--- start of AVAILABLE RECORDS ---

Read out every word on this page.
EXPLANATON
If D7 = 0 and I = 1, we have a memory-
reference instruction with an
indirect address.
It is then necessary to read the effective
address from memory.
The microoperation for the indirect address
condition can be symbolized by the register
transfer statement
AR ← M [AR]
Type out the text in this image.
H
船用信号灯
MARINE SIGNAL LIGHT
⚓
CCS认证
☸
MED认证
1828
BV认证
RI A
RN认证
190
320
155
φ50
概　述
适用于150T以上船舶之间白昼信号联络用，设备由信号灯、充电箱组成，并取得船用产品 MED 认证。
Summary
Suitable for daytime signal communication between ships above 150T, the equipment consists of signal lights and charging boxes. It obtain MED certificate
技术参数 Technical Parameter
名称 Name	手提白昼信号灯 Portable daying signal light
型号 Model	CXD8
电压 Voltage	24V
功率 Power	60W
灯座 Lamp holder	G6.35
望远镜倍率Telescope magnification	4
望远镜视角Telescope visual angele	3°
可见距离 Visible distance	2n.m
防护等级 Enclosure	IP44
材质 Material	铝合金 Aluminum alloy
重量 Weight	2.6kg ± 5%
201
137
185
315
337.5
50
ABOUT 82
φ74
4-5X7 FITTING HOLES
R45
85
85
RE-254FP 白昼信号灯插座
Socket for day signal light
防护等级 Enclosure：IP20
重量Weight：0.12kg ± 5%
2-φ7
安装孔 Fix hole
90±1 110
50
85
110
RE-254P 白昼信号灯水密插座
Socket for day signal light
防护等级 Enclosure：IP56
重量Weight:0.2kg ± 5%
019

--- end of AVAILABLE RECORDS ---

# EXERCISE
Copy the material above verbatim.

# ANSWER BELOW
Read out every word on this page.
EXPLANATON
If D7 = 0 and I = 1, we have a memory-
reference instruction with an
indirect address.
It is then necessary to read the effective
address from memory.
The microoperation for the indirect address
condition can be symbolized by the register
transfer statement
AR ← M [AR]
Type out the text in this image.
H
船用信号灯
MARINE SIGNAL LIGHT
⚓
CCS认证
☸
MED认证
1828
BV认证
RI A
RN认证
190
320
155
φ50
概　述
适用于150T以上船舶之间白昼信号联络用，设备由信号灯、充电箱组成，并取得船用产品 MED 认证。
Summary
Suitable for daytime signal communication between ships above 150T, the equipment consists of signal lights and charging boxes. It obtain MED certificate
技术参数 Technical Parameter
名称 Name	手提白昼信号灯 Portable daying signal light
型号 Model	CXD8
电压 Voltage	24V
功率 Power	60W
灯座 Lamp holder	G6.35
望远镜倍率Telescope magnification	4
望远镜视角Telescope visual angele	3°
可见距离 Visible distance	2n.m
防护等级 Enclosure	IP44
材质 Material	铝合金 Aluminum alloy
重量 Weight	2.6kg ± 5%
201
137
185
315
337.5
50
ABOUT 82
φ74
4-5X7 FITTING HOLES
R45
85
85
RE-254FP 白昼信号灯插座
Socket for day signal light
防护等级 Enclosure：IP20
重量Weight：0.12kg ± 5%
2-φ7
安装孔 Fix hole
90±1 110
50
85
110
RE-254P 白昼信号灯水密插座
Socket for day signal light
防护等级 Enclosure：IP56
重量Weight:0.2kg ± 5%
019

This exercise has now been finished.